-- SET TASK --
Of the lines below, count those containing the word "науки". Reply with the number alone.

-- DATASET --
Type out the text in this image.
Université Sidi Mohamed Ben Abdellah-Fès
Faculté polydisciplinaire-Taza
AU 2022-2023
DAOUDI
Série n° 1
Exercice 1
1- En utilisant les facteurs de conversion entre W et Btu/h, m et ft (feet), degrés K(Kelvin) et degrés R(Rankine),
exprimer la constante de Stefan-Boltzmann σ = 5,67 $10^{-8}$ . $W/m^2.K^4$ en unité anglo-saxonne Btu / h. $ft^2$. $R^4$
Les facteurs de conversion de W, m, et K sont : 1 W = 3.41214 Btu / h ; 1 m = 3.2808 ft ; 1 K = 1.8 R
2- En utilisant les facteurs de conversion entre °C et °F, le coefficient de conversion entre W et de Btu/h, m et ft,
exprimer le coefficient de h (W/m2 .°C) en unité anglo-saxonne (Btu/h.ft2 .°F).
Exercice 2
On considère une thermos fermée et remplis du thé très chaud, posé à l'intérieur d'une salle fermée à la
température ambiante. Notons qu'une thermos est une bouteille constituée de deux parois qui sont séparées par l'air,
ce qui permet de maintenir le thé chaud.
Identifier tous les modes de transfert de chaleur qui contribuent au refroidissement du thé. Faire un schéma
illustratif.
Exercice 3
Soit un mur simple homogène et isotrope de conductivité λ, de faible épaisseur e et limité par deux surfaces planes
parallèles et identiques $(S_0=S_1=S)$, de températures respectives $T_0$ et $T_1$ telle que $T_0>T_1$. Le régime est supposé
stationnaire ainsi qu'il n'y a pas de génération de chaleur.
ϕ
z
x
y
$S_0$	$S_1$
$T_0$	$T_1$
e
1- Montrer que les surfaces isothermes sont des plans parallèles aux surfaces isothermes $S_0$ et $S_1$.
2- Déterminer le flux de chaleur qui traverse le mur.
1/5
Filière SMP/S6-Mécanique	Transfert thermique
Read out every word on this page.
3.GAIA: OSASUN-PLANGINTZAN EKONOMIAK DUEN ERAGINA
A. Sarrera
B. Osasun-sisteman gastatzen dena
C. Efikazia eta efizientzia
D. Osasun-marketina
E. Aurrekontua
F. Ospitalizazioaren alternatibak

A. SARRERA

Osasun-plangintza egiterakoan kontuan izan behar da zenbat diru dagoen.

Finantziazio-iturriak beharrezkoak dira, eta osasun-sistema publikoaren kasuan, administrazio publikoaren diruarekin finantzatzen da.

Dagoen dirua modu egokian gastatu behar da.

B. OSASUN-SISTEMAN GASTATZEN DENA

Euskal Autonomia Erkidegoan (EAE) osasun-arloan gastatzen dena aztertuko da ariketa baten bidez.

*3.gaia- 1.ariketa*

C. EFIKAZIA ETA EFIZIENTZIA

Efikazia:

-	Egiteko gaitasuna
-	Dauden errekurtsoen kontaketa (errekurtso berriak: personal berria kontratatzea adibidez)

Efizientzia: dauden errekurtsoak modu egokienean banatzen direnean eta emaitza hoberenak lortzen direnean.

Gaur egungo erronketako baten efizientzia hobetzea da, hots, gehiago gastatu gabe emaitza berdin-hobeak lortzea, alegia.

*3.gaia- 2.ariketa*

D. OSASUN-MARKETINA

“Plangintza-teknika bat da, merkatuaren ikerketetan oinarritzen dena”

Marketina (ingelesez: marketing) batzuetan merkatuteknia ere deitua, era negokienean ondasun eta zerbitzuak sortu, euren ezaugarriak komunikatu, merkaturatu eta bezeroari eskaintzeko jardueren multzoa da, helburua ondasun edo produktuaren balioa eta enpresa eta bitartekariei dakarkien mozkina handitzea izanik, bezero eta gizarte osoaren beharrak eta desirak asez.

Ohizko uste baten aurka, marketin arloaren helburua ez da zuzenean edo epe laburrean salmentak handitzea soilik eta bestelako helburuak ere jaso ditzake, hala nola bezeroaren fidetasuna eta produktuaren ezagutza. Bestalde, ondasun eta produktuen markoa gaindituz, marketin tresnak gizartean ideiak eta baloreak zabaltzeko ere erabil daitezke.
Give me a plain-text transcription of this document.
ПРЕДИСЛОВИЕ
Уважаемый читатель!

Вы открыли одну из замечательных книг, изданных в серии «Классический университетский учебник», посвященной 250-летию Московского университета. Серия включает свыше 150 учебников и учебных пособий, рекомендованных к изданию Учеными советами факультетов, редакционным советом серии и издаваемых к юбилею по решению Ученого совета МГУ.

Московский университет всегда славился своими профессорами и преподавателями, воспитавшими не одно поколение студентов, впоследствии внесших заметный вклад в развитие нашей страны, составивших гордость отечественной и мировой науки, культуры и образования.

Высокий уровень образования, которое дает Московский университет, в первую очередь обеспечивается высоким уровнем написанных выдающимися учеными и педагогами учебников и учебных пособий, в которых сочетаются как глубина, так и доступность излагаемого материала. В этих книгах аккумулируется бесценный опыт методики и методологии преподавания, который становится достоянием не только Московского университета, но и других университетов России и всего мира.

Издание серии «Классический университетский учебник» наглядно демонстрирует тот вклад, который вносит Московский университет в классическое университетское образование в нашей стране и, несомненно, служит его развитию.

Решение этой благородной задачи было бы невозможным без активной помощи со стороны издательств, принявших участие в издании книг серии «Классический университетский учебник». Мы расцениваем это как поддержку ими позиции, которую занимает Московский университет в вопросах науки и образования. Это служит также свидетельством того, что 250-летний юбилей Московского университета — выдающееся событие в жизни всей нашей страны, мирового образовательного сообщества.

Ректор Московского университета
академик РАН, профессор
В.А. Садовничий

-- EXPECTED ANSWER --
2